STORED ROWS –
-=-=-=-=-

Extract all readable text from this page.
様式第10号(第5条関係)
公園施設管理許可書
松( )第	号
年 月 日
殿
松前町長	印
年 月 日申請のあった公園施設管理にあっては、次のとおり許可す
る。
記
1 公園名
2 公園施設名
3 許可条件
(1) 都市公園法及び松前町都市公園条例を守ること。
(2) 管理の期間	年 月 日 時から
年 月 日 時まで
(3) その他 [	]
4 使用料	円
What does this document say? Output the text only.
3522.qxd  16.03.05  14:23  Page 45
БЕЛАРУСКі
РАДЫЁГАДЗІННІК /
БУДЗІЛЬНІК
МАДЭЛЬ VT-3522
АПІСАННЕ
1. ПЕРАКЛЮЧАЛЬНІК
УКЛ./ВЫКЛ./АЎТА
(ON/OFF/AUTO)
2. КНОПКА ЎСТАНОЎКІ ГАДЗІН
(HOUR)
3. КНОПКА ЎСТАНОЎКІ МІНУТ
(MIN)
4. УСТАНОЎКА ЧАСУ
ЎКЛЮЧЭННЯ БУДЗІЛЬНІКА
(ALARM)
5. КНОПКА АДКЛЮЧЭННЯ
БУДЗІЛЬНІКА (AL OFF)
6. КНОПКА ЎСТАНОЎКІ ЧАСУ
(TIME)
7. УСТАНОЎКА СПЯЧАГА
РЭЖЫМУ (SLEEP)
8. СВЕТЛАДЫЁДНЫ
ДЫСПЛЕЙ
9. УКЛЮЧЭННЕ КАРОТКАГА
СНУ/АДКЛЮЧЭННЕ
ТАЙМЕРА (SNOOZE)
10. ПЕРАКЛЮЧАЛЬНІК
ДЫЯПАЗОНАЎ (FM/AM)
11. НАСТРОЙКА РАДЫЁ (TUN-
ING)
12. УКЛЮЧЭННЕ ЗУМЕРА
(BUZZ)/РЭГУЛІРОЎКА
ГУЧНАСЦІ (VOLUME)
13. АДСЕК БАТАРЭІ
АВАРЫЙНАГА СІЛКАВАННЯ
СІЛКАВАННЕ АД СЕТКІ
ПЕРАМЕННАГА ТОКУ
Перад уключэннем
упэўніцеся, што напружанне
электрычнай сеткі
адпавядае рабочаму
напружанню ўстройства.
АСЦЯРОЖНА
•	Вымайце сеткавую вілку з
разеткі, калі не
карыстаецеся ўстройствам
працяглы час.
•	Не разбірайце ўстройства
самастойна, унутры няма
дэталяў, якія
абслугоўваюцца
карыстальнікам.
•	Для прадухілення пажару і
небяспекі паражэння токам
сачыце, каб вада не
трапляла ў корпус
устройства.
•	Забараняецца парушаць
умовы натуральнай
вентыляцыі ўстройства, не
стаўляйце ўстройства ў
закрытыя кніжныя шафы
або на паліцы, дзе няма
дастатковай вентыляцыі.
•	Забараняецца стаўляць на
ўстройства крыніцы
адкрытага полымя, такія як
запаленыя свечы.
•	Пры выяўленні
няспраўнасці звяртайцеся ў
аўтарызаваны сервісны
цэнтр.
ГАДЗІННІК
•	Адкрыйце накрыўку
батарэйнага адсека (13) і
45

-=-=-=-=-

GOAL – Show every line from the entries above in which "ПЕРАКЛЮЧАЛЬНІК" appears.

EXERCISE ANSWER –
1. ПЕРАКЛЮЧАЛЬНІК
10. ПЕРАКЛЮЧАЛЬНІК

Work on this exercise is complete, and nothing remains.